Spatial layout data:
..........

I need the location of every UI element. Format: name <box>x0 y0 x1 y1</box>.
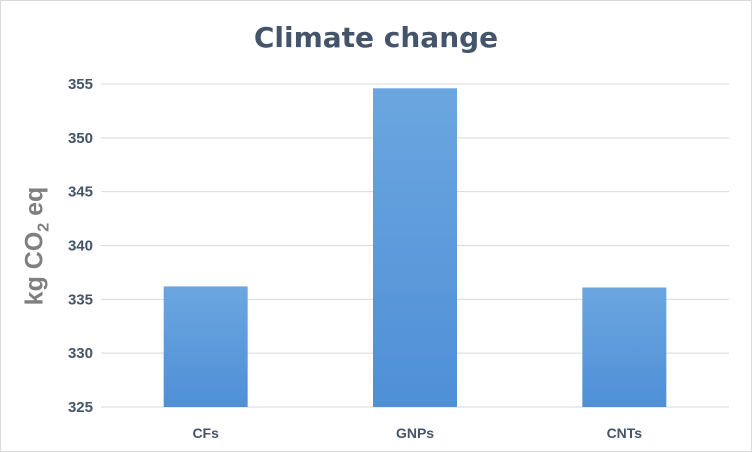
y-tick-label: 355 <box>68 76 93 93</box>
bar-gnps <box>373 88 457 407</box>
y-tick-label: 345 <box>68 184 93 201</box>
bar-cfs <box>163 286 248 407</box>
chart-title: Climate change <box>253 21 499 54</box>
x-category-label: CNTs <box>607 425 643 441</box>
x-category-label: GNPs <box>396 425 434 441</box>
bar-cnts <box>582 287 667 407</box>
x-category-label: CFs <box>192 425 219 441</box>
y-tick-label: 350 <box>68 130 93 147</box>
y-tick-label: 340 <box>68 238 93 255</box>
y-tick-label: 325 <box>68 399 93 416</box>
y-tick-label: 330 <box>68 345 93 362</box>
y-tick-label: 335 <box>68 291 93 308</box>
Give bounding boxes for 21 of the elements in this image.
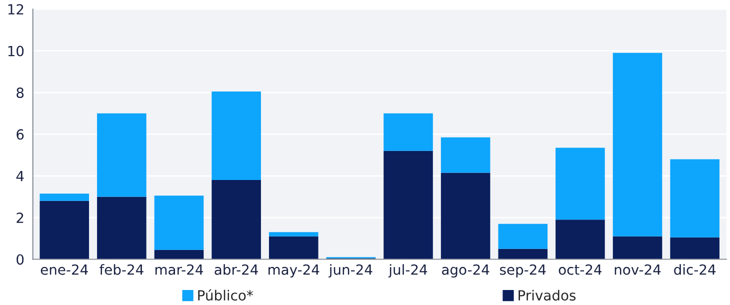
y-tick-label: 10 [8, 46, 24, 56]
legend-label: Público* [198, 289, 253, 301]
x-tick-label: feb-24 [100, 264, 144, 275]
x-tick-label: oct-24 [558, 264, 602, 275]
x-tick-label: abr-24 [214, 264, 258, 275]
legend-label: Privados [518, 290, 576, 301]
x-tick-label: jul-24 [388, 264, 428, 278]
y-tick-label: 6 [16, 129, 24, 140]
x-tick-label: sep-24 [500, 264, 546, 278]
x-tick-label: may-24 [268, 264, 320, 278]
y-tick-label: 8 [16, 87, 24, 98]
x-tick-label: dic-24 [674, 264, 716, 275]
x-tick-label: ene-24 [40, 264, 88, 275]
x-tick-label: mar-24 [155, 264, 203, 275]
y-tick-label: 2 [16, 212, 24, 223]
x-tick-label: jun-24 [328, 264, 372, 278]
y-tick-label: 4 [16, 171, 24, 182]
x-tick-label: ago-24 [442, 264, 490, 278]
y-tick-label: 12 [8, 4, 24, 14]
y-tick-label: 0 [16, 254, 24, 265]
x-tick-label: nov-24 [614, 264, 661, 275]
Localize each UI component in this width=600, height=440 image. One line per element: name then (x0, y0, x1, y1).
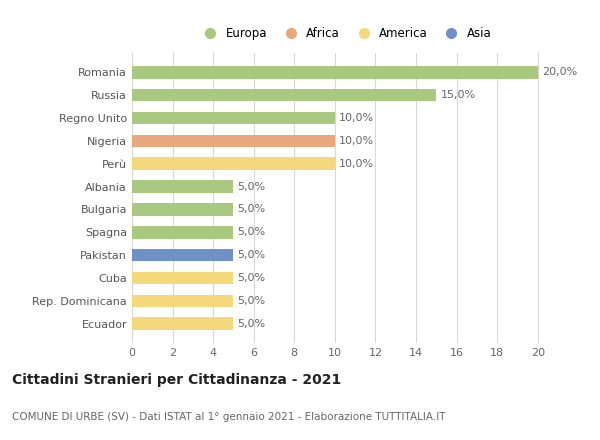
Bar (132, 112, 335, 124)
Text: 5,0%: 5,0% (238, 205, 266, 214)
Text: 5,0%: 5,0% (238, 319, 266, 329)
Bar (132, 203, 233, 216)
Bar (132, 294, 233, 307)
Text: 10,0%: 10,0% (339, 113, 374, 123)
Text: 15,0%: 15,0% (440, 90, 475, 100)
Legend: Europa, Africa, America, Asia: Europa, Africa, America, Asia (199, 27, 491, 40)
Text: 10,0%: 10,0% (339, 136, 374, 146)
Bar (132, 180, 233, 193)
Text: 10,0%: 10,0% (339, 159, 374, 169)
Bar (132, 249, 233, 261)
Text: 5,0%: 5,0% (238, 227, 266, 237)
Bar (132, 317, 233, 330)
Text: 5,0%: 5,0% (238, 296, 266, 306)
Bar (132, 272, 233, 284)
Text: Cittadini Stranieri per Cittadinanza - 2021: Cittadini Stranieri per Cittadinanza - 2… (12, 373, 341, 387)
Bar (132, 158, 335, 170)
Bar (132, 89, 436, 102)
Bar (132, 66, 538, 79)
Text: 5,0%: 5,0% (238, 182, 266, 191)
Text: 5,0%: 5,0% (238, 273, 266, 283)
Bar (132, 135, 335, 147)
Text: 5,0%: 5,0% (238, 250, 266, 260)
Text: COMUNE DI URBE (SV) - Dati ISTAT al 1° gennaio 2021 - Elaborazione TUTTITALIA.IT: COMUNE DI URBE (SV) - Dati ISTAT al 1° g… (12, 412, 445, 422)
Bar (132, 226, 233, 238)
Text: 20,0%: 20,0% (542, 67, 577, 77)
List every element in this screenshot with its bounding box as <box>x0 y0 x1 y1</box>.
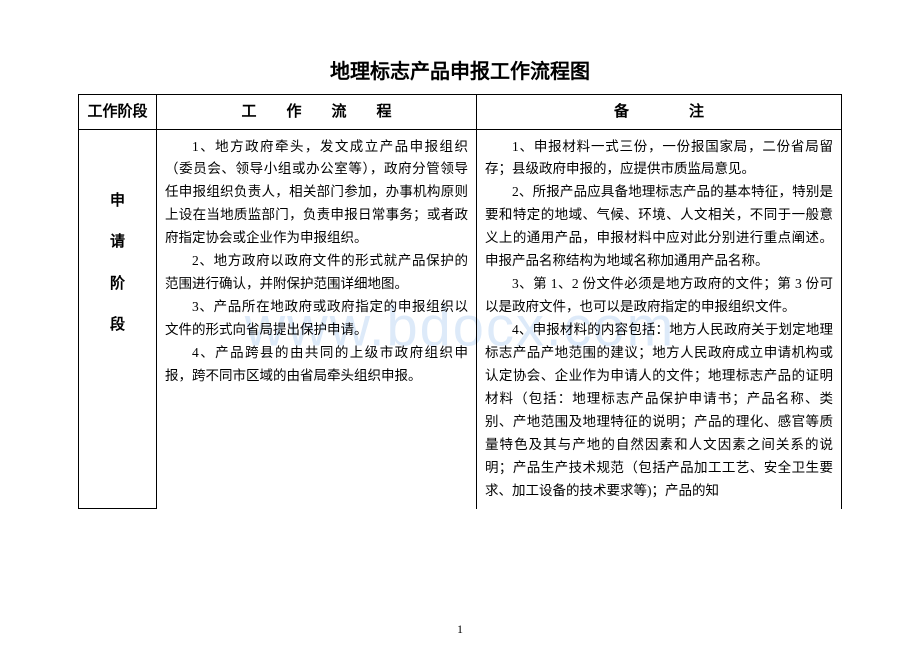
document-title: 地理标志产品申报工作流程图 <box>78 55 842 84</box>
process-item: 4、产品跨县的由共同的上级市政府组织申报，跨不同市区域的由省局牵头组织申报。 <box>165 342 468 388</box>
process-item: 3、产品所在地政府或政府指定的申报组织以文件的形式向省局提出保护申请。 <box>165 296 468 342</box>
process-item: 1、地方政府牵头，发文成立产品申报组织（委员会、领导小组或办公室等），政府分管领… <box>165 136 468 251</box>
note-cell: 1、申报材料一式三份，一份报国家局，二份省局留存；县级政府申报的，应提供市质监局… <box>477 129 842 509</box>
table-row: 申 请 阶 段 1、地方政府牵头，发文成立产品申报组织（委员会、领导小组或办公室… <box>79 129 842 509</box>
stage-char: 阶 <box>79 271 156 297</box>
document-content: 地理标志产品申报工作流程图 工作阶段 工 作 流 程 备 注 申 请 阶 段 <box>78 55 842 509</box>
note-item: 4、申报材料的内容包括：地方人民政府关于划定地理标志产品产地范围的建议；地方人民… <box>485 319 833 503</box>
header-process: 工 作 流 程 <box>157 95 477 130</box>
workflow-table: 工作阶段 工 作 流 程 备 注 申 请 阶 段 1、地方政府牵头，发文成立产品… <box>78 94 842 509</box>
stage-char: 请 <box>79 229 156 255</box>
note-item: 3、第 1、2 份文件必须是地方政府的文件；第 3 份可以是政府文件，也可以是政… <box>485 273 833 319</box>
process-cell: 1、地方政府牵头，发文成立产品申报组织（委员会、领导小组或办公室等），政府分管领… <box>157 129 477 509</box>
header-note: 备 注 <box>477 95 842 130</box>
header-stage: 工作阶段 <box>79 95 157 130</box>
process-item: 2、地方政府以政府文件的形式就产品保护的范围进行确认，并附保护范围详细地图。 <box>165 250 468 296</box>
note-item: 2、所报产品应具备地理标志产品的基本特征，特别是要和特定的地域、气候、环境、人文… <box>485 181 833 273</box>
stage-cell: 申 请 阶 段 <box>79 129 157 509</box>
table-header-row: 工作阶段 工 作 流 程 备 注 <box>79 95 842 130</box>
note-item: 1、申报材料一式三份，一份报国家局，二份省局留存；县级政府申报的，应提供市质监局… <box>485 136 833 182</box>
stage-char: 段 <box>79 312 156 338</box>
stage-char: 申 <box>79 188 156 214</box>
page-number: 1 <box>457 622 463 637</box>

..........

◆ Given problem
Copy all of the items above line for line, with no changes, and leave out the pictures.

◆ Task response
I need the location of every UI element. Format: name <box>x0 y0 x1 y1</box>.
y-tick-label: 355 <box>68 76 93 93</box>
bar-gnps <box>373 88 457 407</box>
y-tick-label: 345 <box>68 184 93 201</box>
bar-cfs <box>163 286 248 407</box>
chart-title: Climate change <box>253 21 499 54</box>
x-category-label: CNTs <box>607 425 643 441</box>
x-category-label: GNPs <box>396 425 434 441</box>
bar-cnts <box>582 287 667 407</box>
x-category-label: CFs <box>192 425 219 441</box>
y-tick-label: 350 <box>68 130 93 147</box>
y-tick-label: 340 <box>68 238 93 255</box>
y-tick-label: 325 <box>68 399 93 416</box>
y-tick-label: 330 <box>68 345 93 362</box>
y-tick-label: 335 <box>68 291 93 308</box>
Give bounding boxes for 21 of the elements in this image.
y-tick-label: 10 [8, 46, 24, 56]
legend-label: Público* [198, 289, 253, 301]
x-tick-label: feb-24 [100, 264, 144, 275]
x-tick-label: oct-24 [558, 264, 602, 275]
x-tick-label: abr-24 [214, 264, 258, 275]
legend-label: Privados [518, 290, 576, 301]
x-tick-label: jul-24 [388, 264, 428, 278]
y-tick-label: 6 [16, 129, 24, 140]
x-tick-label: sep-24 [500, 264, 546, 278]
x-tick-label: may-24 [268, 264, 320, 278]
y-tick-label: 8 [16, 87, 24, 98]
x-tick-label: dic-24 [674, 264, 716, 275]
x-tick-label: ene-24 [40, 264, 88, 275]
x-tick-label: mar-24 [155, 264, 203, 275]
y-tick-label: 2 [16, 212, 24, 223]
x-tick-label: jun-24 [328, 264, 372, 278]
y-tick-label: 4 [16, 171, 24, 182]
x-tick-label: ago-24 [442, 264, 490, 278]
y-tick-label: 12 [8, 4, 24, 14]
y-tick-label: 0 [16, 254, 24, 265]
x-tick-label: nov-24 [614, 264, 661, 275]
Localize each UI component in this width=600, height=440 image. One line per element: name then (x0, y0, x1, y1).
Bar (132, 112, 335, 124)
Text: 5,0%: 5,0% (238, 205, 266, 214)
Text: 5,0%: 5,0% (238, 319, 266, 329)
Bar (132, 203, 233, 216)
Bar (132, 294, 233, 307)
Text: 10,0%: 10,0% (339, 113, 374, 123)
Text: 15,0%: 15,0% (440, 90, 475, 100)
Legend: Europa, Africa, America, Asia: Europa, Africa, America, Asia (199, 27, 491, 40)
Text: 10,0%: 10,0% (339, 136, 374, 146)
Bar (132, 180, 233, 193)
Text: 10,0%: 10,0% (339, 159, 374, 169)
Bar (132, 249, 233, 261)
Text: 5,0%: 5,0% (238, 227, 266, 237)
Bar (132, 317, 233, 330)
Text: 5,0%: 5,0% (238, 296, 266, 306)
Bar (132, 272, 233, 284)
Text: Cittadini Stranieri per Cittadinanza - 2021: Cittadini Stranieri per Cittadinanza - 2… (12, 373, 341, 387)
Bar (132, 158, 335, 170)
Bar (132, 89, 436, 102)
Bar (132, 66, 538, 79)
Text: 5,0%: 5,0% (238, 182, 266, 191)
Text: 5,0%: 5,0% (238, 273, 266, 283)
Bar (132, 135, 335, 147)
Text: 5,0%: 5,0% (238, 250, 266, 260)
Text: COMUNE DI URBE (SV) - Dati ISTAT al 1° gennaio 2021 - Elaborazione TUTTITALIA.IT: COMUNE DI URBE (SV) - Dati ISTAT al 1° g… (12, 412, 445, 422)
Bar (132, 226, 233, 238)
Text: 20,0%: 20,0% (542, 67, 577, 77)
List every element in this screenshot with its bounding box as <box>x0 y0 x1 y1</box>.
document-title: 地理标志产品申报工作流程图 <box>78 55 842 84</box>
process-item: 4、产品跨县的由共同的上级市政府组织申报，跨不同市区域的由省局牵头组织申报。 <box>165 342 468 388</box>
process-item: 3、产品所在地政府或政府指定的申报组织以文件的形式向省局提出保护申请。 <box>165 296 468 342</box>
process-item: 1、地方政府牵头，发文成立产品申报组织（委员会、领导小组或办公室等），政府分管领… <box>165 136 468 251</box>
note-cell: 1、申报材料一式三份，一份报国家局，二份省局留存；县级政府申报的，应提供市质监局… <box>477 129 842 509</box>
table-row: 申 请 阶 段 1、地方政府牵头，发文成立产品申报组织（委员会、领导小组或办公室… <box>79 129 842 509</box>
stage-char: 阶 <box>79 271 156 297</box>
document-content: 地理标志产品申报工作流程图 工作阶段 工 作 流 程 备 注 申 请 阶 段 <box>78 55 842 509</box>
note-item: 4、申报材料的内容包括：地方人民政府关于划定地理标志产品产地范围的建议；地方人民… <box>485 319 833 503</box>
header-process: 工 作 流 程 <box>157 95 477 130</box>
workflow-table: 工作阶段 工 作 流 程 备 注 申 请 阶 段 1、地方政府牵头，发文成立产品… <box>78 94 842 509</box>
stage-char: 请 <box>79 229 156 255</box>
note-item: 3、第 1、2 份文件必须是地方政府的文件；第 3 份可以是政府文件，也可以是政… <box>485 273 833 319</box>
process-cell: 1、地方政府牵头，发文成立产品申报组织（委员会、领导小组或办公室等），政府分管领… <box>157 129 477 509</box>
header-note: 备 注 <box>477 95 842 130</box>
header-stage: 工作阶段 <box>79 95 157 130</box>
process-item: 2、地方政府以政府文件的形式就产品保护的范围进行确认，并附保护范围详细地图。 <box>165 250 468 296</box>
note-item: 2、所报产品应具备地理标志产品的基本特征，特别是要和特定的地域、气候、环境、人文… <box>485 181 833 273</box>
stage-cell: 申 请 阶 段 <box>79 129 157 509</box>
table-header-row: 工作阶段 工 作 流 程 备 注 <box>79 95 842 130</box>
note-item: 1、申报材料一式三份，一份报国家局，二份省局留存；县级政府申报的，应提供市质监局… <box>485 136 833 182</box>
stage-char: 段 <box>79 312 156 338</box>
stage-char: 申 <box>79 188 156 214</box>
page-number: 1 <box>457 622 463 637</box>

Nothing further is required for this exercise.